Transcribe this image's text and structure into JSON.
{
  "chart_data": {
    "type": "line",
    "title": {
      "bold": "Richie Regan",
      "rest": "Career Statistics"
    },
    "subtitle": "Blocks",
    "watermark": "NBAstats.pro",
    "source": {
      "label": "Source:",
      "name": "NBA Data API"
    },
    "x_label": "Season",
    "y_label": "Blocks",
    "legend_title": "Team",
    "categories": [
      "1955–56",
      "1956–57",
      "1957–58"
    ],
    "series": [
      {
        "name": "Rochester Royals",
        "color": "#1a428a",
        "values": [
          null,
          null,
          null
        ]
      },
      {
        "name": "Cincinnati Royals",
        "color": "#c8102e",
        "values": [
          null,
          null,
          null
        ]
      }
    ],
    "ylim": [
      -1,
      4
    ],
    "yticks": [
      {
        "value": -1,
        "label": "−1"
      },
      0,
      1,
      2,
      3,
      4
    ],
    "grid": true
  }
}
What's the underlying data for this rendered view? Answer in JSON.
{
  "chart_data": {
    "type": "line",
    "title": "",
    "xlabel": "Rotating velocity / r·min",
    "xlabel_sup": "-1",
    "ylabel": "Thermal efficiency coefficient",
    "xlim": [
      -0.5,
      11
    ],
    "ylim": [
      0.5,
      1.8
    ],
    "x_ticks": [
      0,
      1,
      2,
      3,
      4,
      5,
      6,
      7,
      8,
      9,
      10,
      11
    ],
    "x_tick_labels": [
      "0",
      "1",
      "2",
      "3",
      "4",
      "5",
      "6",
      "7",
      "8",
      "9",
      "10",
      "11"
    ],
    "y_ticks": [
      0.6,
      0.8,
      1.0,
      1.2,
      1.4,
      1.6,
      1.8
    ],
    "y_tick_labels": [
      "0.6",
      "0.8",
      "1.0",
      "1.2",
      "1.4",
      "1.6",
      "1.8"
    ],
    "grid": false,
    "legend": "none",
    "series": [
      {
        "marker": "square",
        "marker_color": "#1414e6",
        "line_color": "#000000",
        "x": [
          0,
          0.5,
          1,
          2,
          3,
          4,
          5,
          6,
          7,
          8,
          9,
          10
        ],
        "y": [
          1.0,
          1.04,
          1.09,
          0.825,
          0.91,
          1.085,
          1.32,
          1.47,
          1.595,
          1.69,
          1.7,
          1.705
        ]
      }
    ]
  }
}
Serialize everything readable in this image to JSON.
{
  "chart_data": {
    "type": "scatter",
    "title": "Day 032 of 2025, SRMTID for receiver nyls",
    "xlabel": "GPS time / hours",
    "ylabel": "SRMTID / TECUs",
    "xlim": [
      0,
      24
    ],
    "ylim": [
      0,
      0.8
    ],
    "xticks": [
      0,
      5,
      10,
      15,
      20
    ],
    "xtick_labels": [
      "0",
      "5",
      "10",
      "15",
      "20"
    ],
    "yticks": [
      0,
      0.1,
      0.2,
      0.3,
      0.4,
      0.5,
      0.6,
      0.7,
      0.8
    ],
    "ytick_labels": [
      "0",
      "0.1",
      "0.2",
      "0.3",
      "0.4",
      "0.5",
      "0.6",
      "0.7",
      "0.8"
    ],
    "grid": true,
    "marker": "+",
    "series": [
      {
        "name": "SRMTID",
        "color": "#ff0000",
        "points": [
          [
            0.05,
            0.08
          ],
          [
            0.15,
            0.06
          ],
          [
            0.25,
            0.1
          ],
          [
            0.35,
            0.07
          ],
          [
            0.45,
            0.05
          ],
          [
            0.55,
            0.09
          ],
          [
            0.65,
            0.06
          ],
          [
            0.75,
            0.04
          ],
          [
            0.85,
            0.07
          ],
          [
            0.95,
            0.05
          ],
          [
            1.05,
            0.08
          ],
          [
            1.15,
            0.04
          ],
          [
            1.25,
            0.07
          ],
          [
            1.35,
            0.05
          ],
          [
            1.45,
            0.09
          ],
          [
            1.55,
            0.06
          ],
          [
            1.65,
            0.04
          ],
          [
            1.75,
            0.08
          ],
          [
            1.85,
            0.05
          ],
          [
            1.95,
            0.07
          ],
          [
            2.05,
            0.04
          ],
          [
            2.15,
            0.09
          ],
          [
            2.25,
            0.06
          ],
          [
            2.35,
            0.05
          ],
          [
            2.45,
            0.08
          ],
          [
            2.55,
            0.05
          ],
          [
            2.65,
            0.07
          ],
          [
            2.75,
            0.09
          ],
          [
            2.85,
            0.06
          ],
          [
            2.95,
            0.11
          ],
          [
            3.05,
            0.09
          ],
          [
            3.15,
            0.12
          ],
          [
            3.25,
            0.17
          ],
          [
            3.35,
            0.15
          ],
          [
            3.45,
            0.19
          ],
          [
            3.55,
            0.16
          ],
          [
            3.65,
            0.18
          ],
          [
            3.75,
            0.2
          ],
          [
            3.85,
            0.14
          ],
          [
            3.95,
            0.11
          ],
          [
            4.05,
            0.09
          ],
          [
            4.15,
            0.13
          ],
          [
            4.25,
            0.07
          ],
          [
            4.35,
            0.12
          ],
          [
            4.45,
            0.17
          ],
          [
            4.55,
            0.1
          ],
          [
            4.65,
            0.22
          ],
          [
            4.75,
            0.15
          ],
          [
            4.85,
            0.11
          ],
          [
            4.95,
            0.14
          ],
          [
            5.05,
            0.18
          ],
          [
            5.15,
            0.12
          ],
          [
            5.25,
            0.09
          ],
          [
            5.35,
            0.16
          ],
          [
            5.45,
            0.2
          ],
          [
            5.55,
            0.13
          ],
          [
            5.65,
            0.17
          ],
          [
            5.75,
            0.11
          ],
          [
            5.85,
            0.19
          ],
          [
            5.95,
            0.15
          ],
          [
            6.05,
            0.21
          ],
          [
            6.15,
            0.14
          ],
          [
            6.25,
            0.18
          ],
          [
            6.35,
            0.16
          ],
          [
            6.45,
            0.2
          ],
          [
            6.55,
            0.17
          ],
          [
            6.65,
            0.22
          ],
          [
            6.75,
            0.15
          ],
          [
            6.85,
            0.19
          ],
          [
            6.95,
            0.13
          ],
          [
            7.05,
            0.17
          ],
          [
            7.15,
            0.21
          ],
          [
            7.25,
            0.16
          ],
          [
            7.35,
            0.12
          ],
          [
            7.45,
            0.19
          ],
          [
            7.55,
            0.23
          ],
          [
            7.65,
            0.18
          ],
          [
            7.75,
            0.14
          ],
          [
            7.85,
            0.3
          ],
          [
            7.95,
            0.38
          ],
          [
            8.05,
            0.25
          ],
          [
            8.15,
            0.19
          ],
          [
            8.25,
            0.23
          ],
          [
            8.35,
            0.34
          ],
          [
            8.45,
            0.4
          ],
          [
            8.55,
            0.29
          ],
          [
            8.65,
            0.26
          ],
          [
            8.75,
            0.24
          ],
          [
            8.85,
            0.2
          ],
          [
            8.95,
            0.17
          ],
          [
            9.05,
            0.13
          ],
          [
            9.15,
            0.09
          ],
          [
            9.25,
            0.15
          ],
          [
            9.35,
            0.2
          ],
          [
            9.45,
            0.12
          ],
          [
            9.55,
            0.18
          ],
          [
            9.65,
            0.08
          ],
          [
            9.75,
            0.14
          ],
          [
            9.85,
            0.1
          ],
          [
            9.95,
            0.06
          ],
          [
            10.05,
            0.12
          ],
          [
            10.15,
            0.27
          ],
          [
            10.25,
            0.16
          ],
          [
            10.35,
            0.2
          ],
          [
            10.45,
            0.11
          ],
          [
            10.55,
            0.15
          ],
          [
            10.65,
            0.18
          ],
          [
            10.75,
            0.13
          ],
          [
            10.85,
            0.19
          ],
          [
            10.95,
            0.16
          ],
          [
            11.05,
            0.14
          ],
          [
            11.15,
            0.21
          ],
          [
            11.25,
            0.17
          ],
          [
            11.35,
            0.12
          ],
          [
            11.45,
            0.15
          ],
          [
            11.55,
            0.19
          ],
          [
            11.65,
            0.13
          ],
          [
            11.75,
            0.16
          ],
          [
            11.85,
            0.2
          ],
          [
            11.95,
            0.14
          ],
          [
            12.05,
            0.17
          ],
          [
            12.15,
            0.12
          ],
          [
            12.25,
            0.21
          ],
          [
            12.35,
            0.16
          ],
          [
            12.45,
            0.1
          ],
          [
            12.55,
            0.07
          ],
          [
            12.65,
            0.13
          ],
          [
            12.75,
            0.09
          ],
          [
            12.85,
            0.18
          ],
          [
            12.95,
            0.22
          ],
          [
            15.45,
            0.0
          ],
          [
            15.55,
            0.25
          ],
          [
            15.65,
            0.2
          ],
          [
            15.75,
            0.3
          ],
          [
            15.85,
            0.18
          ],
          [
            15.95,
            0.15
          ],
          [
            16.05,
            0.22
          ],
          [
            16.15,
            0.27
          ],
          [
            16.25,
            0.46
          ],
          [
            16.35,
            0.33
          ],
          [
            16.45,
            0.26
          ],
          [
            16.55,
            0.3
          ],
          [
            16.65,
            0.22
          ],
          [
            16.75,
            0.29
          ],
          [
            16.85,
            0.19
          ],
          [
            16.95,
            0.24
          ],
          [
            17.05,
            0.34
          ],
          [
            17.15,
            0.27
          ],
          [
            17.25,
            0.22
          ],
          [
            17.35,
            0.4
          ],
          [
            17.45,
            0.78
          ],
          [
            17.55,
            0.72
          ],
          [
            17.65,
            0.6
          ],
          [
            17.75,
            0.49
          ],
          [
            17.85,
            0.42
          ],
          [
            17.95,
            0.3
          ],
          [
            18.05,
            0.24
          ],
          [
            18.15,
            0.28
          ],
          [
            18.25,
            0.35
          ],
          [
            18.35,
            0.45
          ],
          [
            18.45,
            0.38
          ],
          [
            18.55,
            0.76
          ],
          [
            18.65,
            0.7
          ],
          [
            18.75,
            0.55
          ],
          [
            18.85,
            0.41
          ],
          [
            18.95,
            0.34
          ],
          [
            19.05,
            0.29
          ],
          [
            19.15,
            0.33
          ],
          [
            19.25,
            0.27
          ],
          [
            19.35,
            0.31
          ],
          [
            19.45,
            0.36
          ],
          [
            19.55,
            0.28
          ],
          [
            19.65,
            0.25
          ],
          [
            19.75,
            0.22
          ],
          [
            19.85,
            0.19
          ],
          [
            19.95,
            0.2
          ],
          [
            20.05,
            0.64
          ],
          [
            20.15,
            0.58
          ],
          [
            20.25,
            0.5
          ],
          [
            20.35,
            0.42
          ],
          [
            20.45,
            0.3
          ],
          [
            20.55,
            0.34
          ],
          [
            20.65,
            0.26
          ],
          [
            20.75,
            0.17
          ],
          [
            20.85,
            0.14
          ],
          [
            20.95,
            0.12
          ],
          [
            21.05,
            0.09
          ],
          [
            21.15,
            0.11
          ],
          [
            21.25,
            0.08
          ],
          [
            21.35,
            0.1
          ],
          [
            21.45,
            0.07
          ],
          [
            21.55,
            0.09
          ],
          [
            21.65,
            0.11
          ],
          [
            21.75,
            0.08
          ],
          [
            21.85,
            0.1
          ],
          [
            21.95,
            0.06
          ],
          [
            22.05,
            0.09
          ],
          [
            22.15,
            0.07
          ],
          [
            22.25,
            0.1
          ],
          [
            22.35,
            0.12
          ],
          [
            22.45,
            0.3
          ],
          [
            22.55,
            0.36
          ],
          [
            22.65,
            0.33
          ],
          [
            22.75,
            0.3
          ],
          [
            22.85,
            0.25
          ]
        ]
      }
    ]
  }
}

- - -

| YOUR INSTRUCTIONS |
How many lines in the listing above contain "SRMTID"? Answer with the number alone.

| OUTPUT FOR THIS TASK |
3